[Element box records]
§ §

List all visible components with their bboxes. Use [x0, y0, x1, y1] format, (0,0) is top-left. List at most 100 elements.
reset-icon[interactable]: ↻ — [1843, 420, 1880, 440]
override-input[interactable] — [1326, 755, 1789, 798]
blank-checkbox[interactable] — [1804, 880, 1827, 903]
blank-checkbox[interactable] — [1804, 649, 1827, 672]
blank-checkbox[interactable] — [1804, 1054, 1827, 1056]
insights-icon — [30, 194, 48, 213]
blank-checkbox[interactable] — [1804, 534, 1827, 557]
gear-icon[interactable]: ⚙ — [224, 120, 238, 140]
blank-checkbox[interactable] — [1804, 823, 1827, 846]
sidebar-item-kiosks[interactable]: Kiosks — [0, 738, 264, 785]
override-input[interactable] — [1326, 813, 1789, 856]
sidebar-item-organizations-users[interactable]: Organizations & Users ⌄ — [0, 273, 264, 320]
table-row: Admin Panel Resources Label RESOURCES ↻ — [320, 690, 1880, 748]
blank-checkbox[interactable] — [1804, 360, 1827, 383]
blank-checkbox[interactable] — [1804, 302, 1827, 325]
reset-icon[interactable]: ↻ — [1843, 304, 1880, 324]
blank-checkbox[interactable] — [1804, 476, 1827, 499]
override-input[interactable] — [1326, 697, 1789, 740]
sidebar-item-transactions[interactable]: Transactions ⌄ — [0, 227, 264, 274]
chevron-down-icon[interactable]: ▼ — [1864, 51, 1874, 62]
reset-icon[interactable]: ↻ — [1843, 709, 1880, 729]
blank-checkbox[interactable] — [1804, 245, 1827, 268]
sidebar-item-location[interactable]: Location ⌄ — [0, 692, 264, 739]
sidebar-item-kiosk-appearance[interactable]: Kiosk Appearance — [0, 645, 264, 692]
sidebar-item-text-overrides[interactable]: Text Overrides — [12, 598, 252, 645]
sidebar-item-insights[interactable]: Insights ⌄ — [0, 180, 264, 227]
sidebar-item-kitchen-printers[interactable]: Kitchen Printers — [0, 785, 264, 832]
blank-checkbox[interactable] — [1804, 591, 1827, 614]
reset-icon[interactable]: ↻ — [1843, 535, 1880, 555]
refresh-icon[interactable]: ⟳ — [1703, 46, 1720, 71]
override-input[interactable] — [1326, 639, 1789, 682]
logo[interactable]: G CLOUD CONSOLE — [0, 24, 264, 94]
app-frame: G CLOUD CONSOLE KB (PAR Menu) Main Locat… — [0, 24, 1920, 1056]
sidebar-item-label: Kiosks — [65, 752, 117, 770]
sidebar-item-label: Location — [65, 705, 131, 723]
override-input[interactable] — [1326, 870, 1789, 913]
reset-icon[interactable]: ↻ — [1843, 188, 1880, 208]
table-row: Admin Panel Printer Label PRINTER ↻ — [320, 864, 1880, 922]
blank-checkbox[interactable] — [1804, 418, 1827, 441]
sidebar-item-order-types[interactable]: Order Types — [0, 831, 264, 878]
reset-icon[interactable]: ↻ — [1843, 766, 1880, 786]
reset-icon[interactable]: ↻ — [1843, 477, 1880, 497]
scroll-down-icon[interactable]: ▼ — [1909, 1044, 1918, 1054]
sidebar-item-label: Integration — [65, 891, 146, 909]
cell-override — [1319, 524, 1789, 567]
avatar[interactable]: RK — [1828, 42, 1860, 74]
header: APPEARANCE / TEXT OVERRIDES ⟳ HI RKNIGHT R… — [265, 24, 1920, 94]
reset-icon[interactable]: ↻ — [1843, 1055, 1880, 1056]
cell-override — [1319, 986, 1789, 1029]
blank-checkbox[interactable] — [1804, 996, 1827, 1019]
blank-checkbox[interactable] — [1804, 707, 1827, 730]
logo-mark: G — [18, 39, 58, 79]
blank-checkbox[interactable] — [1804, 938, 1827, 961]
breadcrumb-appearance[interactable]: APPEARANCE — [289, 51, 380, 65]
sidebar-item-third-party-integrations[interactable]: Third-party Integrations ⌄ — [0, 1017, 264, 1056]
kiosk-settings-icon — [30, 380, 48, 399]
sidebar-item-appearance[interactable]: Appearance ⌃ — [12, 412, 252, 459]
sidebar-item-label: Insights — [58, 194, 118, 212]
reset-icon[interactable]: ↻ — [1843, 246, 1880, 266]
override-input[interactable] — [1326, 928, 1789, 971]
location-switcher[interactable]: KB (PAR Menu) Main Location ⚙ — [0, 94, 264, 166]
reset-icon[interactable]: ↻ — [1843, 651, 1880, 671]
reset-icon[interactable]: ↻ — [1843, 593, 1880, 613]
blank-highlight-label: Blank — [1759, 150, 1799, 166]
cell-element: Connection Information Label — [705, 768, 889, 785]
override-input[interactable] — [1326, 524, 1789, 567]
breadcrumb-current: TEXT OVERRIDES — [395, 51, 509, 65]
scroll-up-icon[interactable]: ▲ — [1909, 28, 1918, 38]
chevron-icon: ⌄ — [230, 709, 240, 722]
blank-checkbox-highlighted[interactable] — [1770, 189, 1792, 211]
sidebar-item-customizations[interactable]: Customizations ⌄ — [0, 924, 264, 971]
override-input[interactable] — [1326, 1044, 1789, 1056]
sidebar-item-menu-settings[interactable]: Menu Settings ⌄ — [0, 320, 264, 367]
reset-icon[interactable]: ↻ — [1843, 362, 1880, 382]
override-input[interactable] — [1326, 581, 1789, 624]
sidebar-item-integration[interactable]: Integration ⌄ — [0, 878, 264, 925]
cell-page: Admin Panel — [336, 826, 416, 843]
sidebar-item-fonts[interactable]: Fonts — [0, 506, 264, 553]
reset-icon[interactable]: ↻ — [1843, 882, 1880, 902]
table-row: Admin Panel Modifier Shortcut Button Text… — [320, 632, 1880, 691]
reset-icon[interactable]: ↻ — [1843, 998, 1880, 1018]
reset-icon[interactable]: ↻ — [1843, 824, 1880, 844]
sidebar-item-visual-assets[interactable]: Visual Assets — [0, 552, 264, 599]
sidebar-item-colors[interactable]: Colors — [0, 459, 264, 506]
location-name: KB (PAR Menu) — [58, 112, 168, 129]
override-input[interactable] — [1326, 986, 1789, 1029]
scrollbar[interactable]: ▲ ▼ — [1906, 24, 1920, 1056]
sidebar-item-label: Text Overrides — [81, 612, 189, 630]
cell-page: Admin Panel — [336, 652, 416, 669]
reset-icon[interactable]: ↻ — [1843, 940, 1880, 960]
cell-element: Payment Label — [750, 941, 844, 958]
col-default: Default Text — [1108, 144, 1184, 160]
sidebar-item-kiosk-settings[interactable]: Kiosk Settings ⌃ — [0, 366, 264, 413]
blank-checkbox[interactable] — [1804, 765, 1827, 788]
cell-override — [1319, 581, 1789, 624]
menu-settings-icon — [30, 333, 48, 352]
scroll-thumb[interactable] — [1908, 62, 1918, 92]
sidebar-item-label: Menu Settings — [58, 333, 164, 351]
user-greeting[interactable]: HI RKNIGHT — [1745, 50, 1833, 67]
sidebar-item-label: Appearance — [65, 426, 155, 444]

§ §

→ **Written exercise**: Please list every line in the items above that contains the string "page". Treat uppercase and lowercase as different.

→ **Task response**:
cell-page: Admin Panel — [336, 826, 416, 843]
cell-page: Admin Panel — [336, 652, 416, 669]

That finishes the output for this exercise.